_Description of the task:_ Read the lines that follow and pick out every one containing the word "Unterlagen".

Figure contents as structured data
☆ ☆ ☆ ☆ ☆ ☆ ☆

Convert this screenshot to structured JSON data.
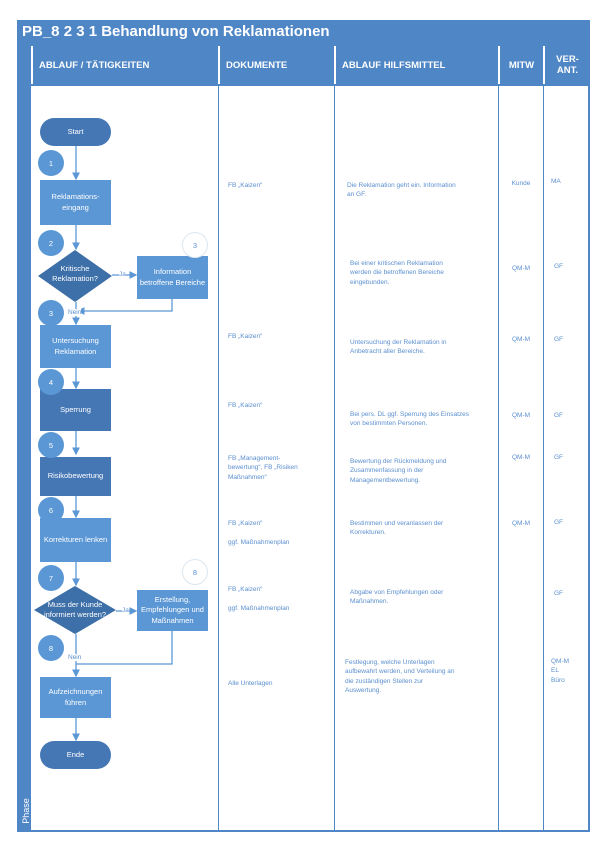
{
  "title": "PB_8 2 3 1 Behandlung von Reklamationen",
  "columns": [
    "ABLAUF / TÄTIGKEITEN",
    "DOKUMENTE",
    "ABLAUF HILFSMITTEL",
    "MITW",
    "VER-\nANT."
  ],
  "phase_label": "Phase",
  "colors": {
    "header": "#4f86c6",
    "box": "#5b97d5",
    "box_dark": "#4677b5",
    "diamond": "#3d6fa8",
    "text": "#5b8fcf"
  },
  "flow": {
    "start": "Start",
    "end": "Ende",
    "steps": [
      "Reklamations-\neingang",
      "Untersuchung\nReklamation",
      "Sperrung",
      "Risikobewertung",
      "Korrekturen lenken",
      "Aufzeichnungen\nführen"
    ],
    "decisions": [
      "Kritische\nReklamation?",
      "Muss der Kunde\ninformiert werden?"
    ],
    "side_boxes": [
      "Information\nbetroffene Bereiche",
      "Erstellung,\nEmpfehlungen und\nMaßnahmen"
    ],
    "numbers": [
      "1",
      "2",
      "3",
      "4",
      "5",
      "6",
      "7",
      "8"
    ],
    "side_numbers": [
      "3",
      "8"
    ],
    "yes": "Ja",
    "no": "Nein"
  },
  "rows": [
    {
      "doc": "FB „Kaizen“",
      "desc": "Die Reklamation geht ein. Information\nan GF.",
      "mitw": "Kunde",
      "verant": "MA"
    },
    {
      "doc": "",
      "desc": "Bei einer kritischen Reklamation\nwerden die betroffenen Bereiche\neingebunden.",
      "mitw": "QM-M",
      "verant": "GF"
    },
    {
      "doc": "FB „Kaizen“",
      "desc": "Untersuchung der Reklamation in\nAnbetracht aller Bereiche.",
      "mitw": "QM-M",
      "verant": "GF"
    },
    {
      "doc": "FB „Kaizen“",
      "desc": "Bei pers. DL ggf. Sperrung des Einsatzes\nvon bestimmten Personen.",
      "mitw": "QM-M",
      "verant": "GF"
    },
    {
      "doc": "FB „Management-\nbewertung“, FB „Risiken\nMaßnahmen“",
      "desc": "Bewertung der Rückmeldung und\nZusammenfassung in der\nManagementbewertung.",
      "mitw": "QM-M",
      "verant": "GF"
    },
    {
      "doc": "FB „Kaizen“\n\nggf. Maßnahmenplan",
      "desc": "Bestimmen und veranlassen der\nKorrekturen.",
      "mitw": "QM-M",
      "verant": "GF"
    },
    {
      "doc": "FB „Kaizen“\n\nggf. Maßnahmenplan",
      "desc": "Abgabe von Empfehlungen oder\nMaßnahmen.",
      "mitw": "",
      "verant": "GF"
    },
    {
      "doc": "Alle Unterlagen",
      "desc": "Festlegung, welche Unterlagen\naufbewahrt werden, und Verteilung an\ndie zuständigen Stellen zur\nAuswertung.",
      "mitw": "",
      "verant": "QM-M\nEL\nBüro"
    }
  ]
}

☆ ☆ ☆ ☆ ☆ ☆ ☆

_Solution:_
      "doc": "Alle Unterlagen",
      "desc": "Festlegung, welche Unterlagen\naufbewahrt werden, und Verteilung an\ndie zuständigen Stellen zur\nAuswertung.",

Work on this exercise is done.